## DATA SHOWN
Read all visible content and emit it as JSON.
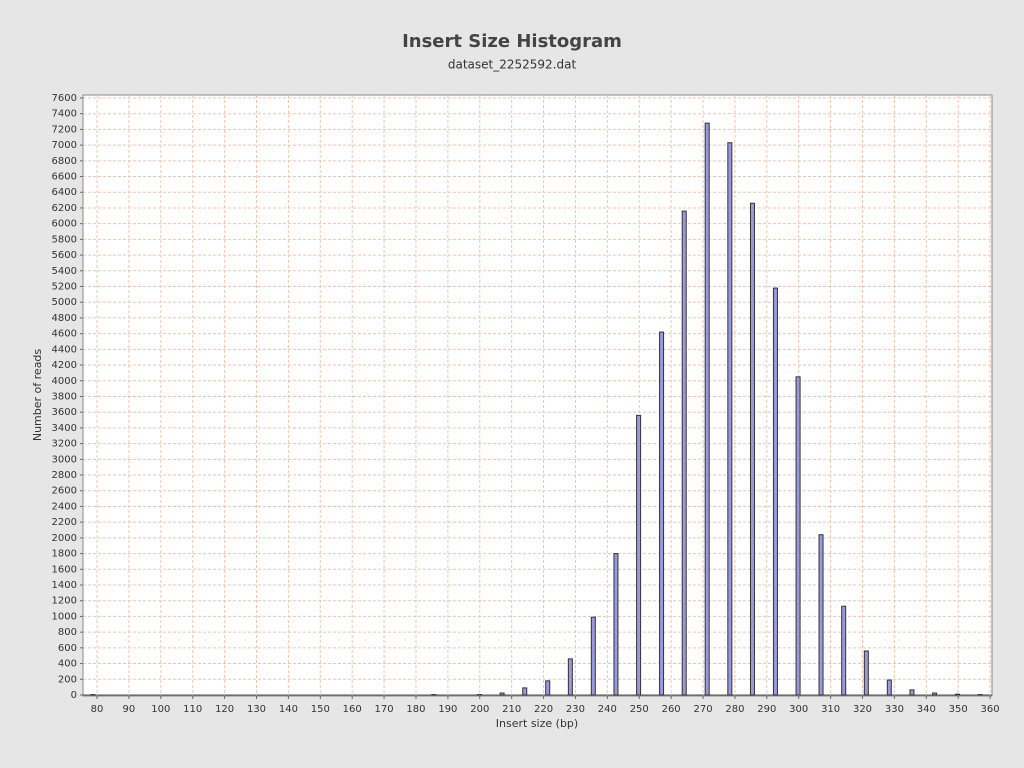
{
  "chart_data": {
    "type": "bar",
    "title": "Insert Size Histogram",
    "subtitle": "dataset_2252592.dat",
    "x_label": "Insert size (bp)",
    "y_label": "Number of reads",
    "x": [
      78.7,
      185.6,
      199.9,
      207,
      214.1,
      221.3,
      228.4,
      235.6,
      242.7,
      249.8,
      257,
      264.1,
      271.3,
      278.4,
      285.5,
      292.7,
      299.8,
      307,
      314.1,
      321.2,
      328.4,
      335.5,
      342.6,
      349.8,
      356.9
    ],
    "values": [
      5,
      5,
      5,
      25,
      90,
      180,
      460,
      990,
      1800,
      3560,
      4620,
      6160,
      7280,
      7030,
      6260,
      5180,
      4050,
      2040,
      1130,
      560,
      190,
      65,
      25,
      10,
      5
    ],
    "color": "#9999dd",
    "xlim": [
      75.6,
      360.6
    ],
    "ylim": [
      -13,
      7638
    ],
    "xticks": [
      80,
      90,
      100,
      110,
      120,
      130,
      140,
      150,
      160,
      170,
      180,
      190,
      200,
      210,
      220,
      230,
      240,
      250,
      260,
      270,
      280,
      290,
      300,
      310,
      320,
      330,
      340,
      350,
      360
    ],
    "yticks": [
      0,
      200,
      400,
      600,
      800,
      1000,
      1200,
      1400,
      1600,
      1800,
      2000,
      2200,
      2400,
      2600,
      2800,
      3000,
      3200,
      3400,
      3600,
      3800,
      4000,
      4200,
      4400,
      4600,
      4800,
      5000,
      5200,
      5400,
      5600,
      5800,
      6000,
      6200,
      6400,
      6600,
      6800,
      7000,
      7200,
      7400,
      7600
    ],
    "grid": true
  }
}
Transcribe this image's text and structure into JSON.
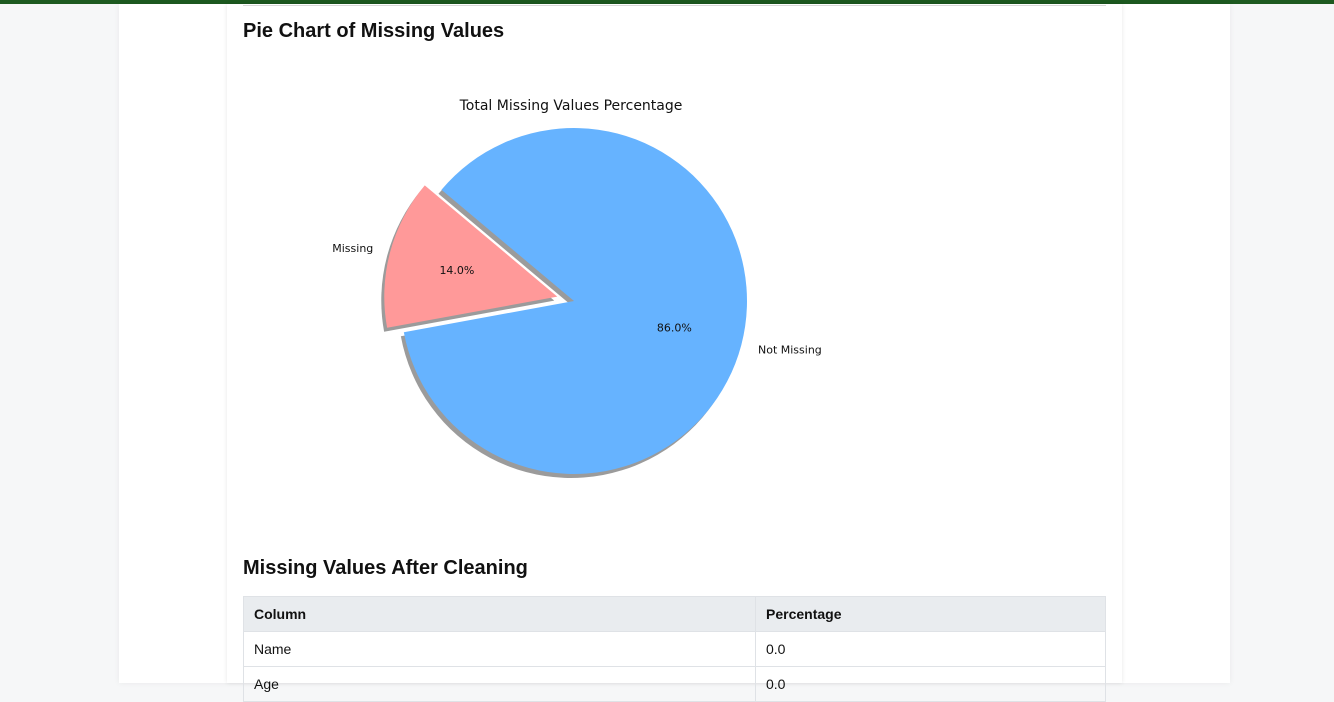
{
  "sections": {
    "pie_heading": "Pie Chart of Missing Values",
    "table_heading": "Missing Values After Cleaning"
  },
  "chart_data": {
    "type": "pie",
    "title": "Total Missing Values Percentage",
    "slices": [
      {
        "label": "Missing",
        "value": 14.0,
        "pct_label": "14.0%",
        "color": "#ff9999",
        "exploded": true
      },
      {
        "label": "Not Missing",
        "value": 86.0,
        "pct_label": "86.0%",
        "color": "#66b3ff",
        "exploded": false
      }
    ],
    "shadow": true,
    "start_angle": 140
  },
  "table": {
    "headers": [
      "Column",
      "Percentage"
    ],
    "rows": [
      [
        "Name",
        "0.0"
      ],
      [
        "Age",
        "0.0"
      ]
    ]
  }
}
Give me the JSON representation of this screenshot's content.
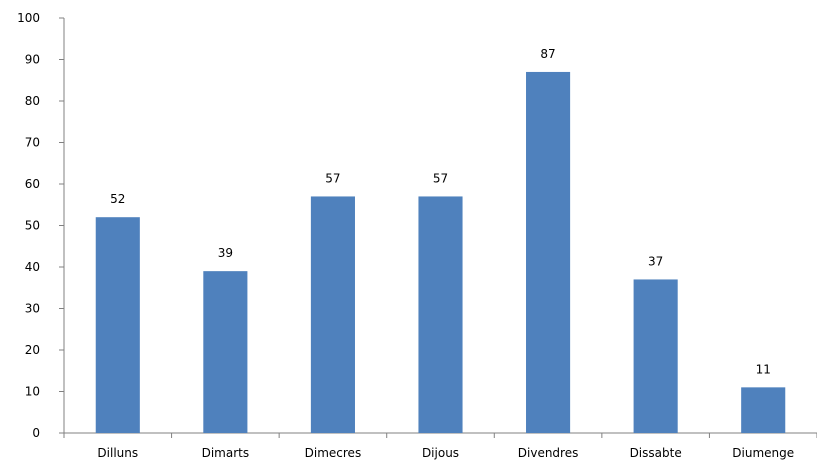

## STATED PROBLEM
Look through the entries above; copy every line holding the string "this".

## OUTPUT OF THE EXERCISE
Transcribe this image's text and structure into JSON.
Give me the JSON representation of this screenshot's content.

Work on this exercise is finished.